--- start of Records for the exercise ---

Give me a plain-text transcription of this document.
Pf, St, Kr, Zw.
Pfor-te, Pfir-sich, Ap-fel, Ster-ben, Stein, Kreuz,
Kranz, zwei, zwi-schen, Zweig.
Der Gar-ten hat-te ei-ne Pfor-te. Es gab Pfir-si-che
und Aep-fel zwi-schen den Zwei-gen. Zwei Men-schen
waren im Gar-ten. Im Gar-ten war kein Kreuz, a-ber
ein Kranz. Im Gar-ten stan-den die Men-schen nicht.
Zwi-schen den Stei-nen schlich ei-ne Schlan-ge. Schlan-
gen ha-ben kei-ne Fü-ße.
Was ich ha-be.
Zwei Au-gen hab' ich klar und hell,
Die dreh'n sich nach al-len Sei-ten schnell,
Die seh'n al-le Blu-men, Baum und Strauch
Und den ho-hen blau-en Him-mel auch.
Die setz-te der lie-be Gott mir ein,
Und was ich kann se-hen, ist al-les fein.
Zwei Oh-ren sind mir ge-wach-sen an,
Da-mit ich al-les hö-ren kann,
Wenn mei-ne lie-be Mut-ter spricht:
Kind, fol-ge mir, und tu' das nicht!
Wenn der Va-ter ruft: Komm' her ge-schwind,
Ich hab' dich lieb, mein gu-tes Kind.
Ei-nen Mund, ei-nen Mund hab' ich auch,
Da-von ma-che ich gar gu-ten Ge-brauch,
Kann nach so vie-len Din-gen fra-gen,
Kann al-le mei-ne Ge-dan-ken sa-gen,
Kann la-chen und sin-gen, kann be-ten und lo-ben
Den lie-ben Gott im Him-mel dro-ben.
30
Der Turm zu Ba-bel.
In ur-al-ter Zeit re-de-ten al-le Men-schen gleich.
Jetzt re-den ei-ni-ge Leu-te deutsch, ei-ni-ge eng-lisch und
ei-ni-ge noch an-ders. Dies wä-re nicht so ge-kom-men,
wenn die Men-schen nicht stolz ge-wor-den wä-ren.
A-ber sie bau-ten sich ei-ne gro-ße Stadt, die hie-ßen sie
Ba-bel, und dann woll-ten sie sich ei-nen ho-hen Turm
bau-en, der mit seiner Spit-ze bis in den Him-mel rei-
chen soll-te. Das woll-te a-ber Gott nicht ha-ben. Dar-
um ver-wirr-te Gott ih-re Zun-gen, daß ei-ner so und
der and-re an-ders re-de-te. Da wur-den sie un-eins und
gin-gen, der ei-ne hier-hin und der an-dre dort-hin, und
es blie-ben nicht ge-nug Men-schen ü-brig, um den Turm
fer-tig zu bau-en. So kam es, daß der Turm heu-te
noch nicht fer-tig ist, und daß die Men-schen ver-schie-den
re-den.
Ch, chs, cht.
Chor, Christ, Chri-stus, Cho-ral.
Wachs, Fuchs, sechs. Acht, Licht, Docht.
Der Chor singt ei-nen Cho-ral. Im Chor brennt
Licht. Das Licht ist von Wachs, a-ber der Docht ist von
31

--- end of Records for the exercise ---

__Instructions for the task__
Retype each record exactly, leaving nothing out.

__Exercise result__
Give me a plain-text transcription of this document.
Pf, St, Kr, Zw.
Pfor-te, Pfir-sich, Ap-fel, Ster-ben, Stein, Kreuz,
Kranz, zwei, zwi-schen, Zweig.
Der Gar-ten hat-te ei-ne Pfor-te. Es gab Pfir-si-che
und Aep-fel zwi-schen den Zwei-gen. Zwei Men-schen
waren im Gar-ten. Im Gar-ten war kein Kreuz, a-ber
ein Kranz. Im Gar-ten stan-den die Men-schen nicht.
Zwi-schen den Stei-nen schlich ei-ne Schlan-ge. Schlan-
gen ha-ben kei-ne Fü-ße.
Was ich ha-be.
Zwei Au-gen hab' ich klar und hell,
Die dreh'n sich nach al-len Sei-ten schnell,
Die seh'n al-le Blu-men, Baum und Strauch
Und den ho-hen blau-en Him-mel auch.
Die setz-te der lie-be Gott mir ein,
Und was ich kann se-hen, ist al-les fein.
Zwei Oh-ren sind mir ge-wach-sen an,
Da-mit ich al-les hö-ren kann,
Wenn mei-ne lie-be Mut-ter spricht:
Kind, fol-ge mir, und tu' das nicht!
Wenn der Va-ter ruft: Komm' her ge-schwind,
Ich hab' dich lieb, mein gu-tes Kind.
Ei-nen Mund, ei-nen Mund hab' ich auch,
Da-von ma-che ich gar gu-ten Ge-brauch,
Kann nach so vie-len Din-gen fra-gen,
Kann al-le mei-ne Ge-dan-ken sa-gen,
Kann la-chen und sin-gen, kann be-ten und lo-ben
Den lie-ben Gott im Him-mel dro-ben.
30
Der Turm zu Ba-bel.
In ur-al-ter Zeit re-de-ten al-le Men-schen gleich.
Jetzt re-den ei-ni-ge Leu-te deutsch, ei-ni-ge eng-lisch und
ei-ni-ge noch an-ders. Dies wä-re nicht so ge-kom-men,
wenn die Men-schen nicht stolz ge-wor-den wä-ren.
A-ber sie bau-ten sich ei-ne gro-ße Stadt, die hie-ßen sie
Ba-bel, und dann woll-ten sie sich ei-nen ho-hen Turm
bau-en, der mit seiner Spit-ze bis in den Him-mel rei-
chen soll-te. Das woll-te a-ber Gott nicht ha-ben. Dar-
um ver-wirr-te Gott ih-re Zun-gen, daß ei-ner so und
der and-re an-ders re-de-te. Da wur-den sie un-eins und
gin-gen, der ei-ne hier-hin und der an-dre dort-hin, und
es blie-ben nicht ge-nug Men-schen ü-brig, um den Turm
fer-tig zu bau-en. So kam es, daß der Turm heu-te
noch nicht fer-tig ist, und daß die Men-schen ver-schie-den
re-den.
Ch, chs, cht.
Chor, Christ, Chri-stus, Cho-ral.
Wachs, Fuchs, sechs. Acht, Licht, Docht.
Der Chor singt ei-nen Cho-ral. Im Chor brennt
Licht. Das Licht ist von Wachs, a-ber der Docht ist von
31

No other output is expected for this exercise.